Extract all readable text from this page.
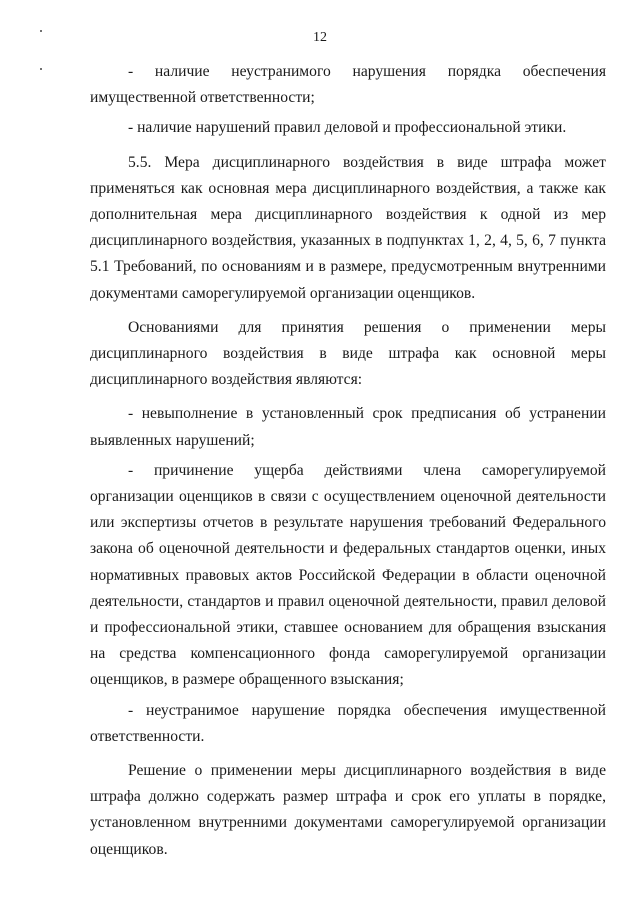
12

- наличие неустранимого нарушения порядка обеспечения имущественной ответственности;

- наличие нарушений правил деловой и профессиональной этики.

5.5. Мера дисциплинарного воздействия в виде штрафа может применяться как основная мера дисциплинарного воздействия, а также как дополнительная мера дисциплинарного воздействия к одной из мер дисциплинарного воздействия, указанных в подпунктах 1, 2, 4, 5, 6, 7 пункта 5.1 Требований, по основаниям и в размере, предусмотренным внутренними документами саморегулируемой организации оценщиков.

Основаниями для принятия решения о применении меры дисциплинарного воздействия в виде штрафа как основной меры дисциплинарного воздействия являются:

- невыполнение в установленный срок предписания об устранении выявленных нарушений;

- причинение ущерба действиями члена саморегулируемой организации оценщиков в связи с осуществлением оценочной деятельности или экспертизы отчетов в результате нарушения требований Федерального закона об оценочной деятельности и федеральных стандартов оценки, иных нормативных правовых актов Российской Федерации в области оценочной деятельности, стандартов и правил оценочной деятельности, правил деловой и профессиональной этики, ставшее основанием для обращения взыскания на средства компенсационного фонда саморегулируемой организации оценщиков, в размере обращенного взыскания;

- неустранимое нарушение порядка обеспечения имущественной ответственности.

Решение о применении меры дисциплинарного воздействия в виде штрафа должно содержать размер штрафа и срок его уплаты в порядке, установленном внутренними документами саморегулируемой организации оценщиков.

■ ■ ■ ■

== What this task involves ==
Quote every record above exactly, leaving out the pictures.

== The solution ==
Extract all readable text from this page.
12

- наличие неустранимого нарушения порядка обеспечения имущественной ответственности;

- наличие нарушений правил деловой и профессиональной этики.

5.5. Мера дисциплинарного воздействия в виде штрафа может применяться как основная мера дисциплинарного воздействия, а также как дополнительная мера дисциплинарного воздействия к одной из мер дисциплинарного воздействия, указанных в подпунктах 1, 2, 4, 5, 6, 7 пункта 5.1 Требований, по основаниям и в размере, предусмотренным внутренними документами саморегулируемой организации оценщиков.

Основаниями для принятия решения о применении меры дисциплинарного воздействия в виде штрафа как основной меры дисциплинарного воздействия являются:

- невыполнение в установленный срок предписания об устранении выявленных нарушений;

- причинение ущерба действиями члена саморегулируемой организации оценщиков в связи с осуществлением оценочной деятельности или экспертизы отчетов в результате нарушения требований Федерального закона об оценочной деятельности и федеральных стандартов оценки, иных нормативных правовых актов Российской Федерации в области оценочной деятельности, стандартов и правил оценочной деятельности, правил деловой и профессиональной этики, ставшее основанием для обращения взыскания на средства компенсационного фонда саморегулируемой организации оценщиков, в размере обращенного взыскания;

- неустранимое нарушение порядка обеспечения имущественной ответственности.

Решение о применении меры дисциплинарного воздействия в виде штрафа должно содержать размер штрафа и срок его уплаты в порядке, установленном внутренними документами саморегулируемой организации оценщиков.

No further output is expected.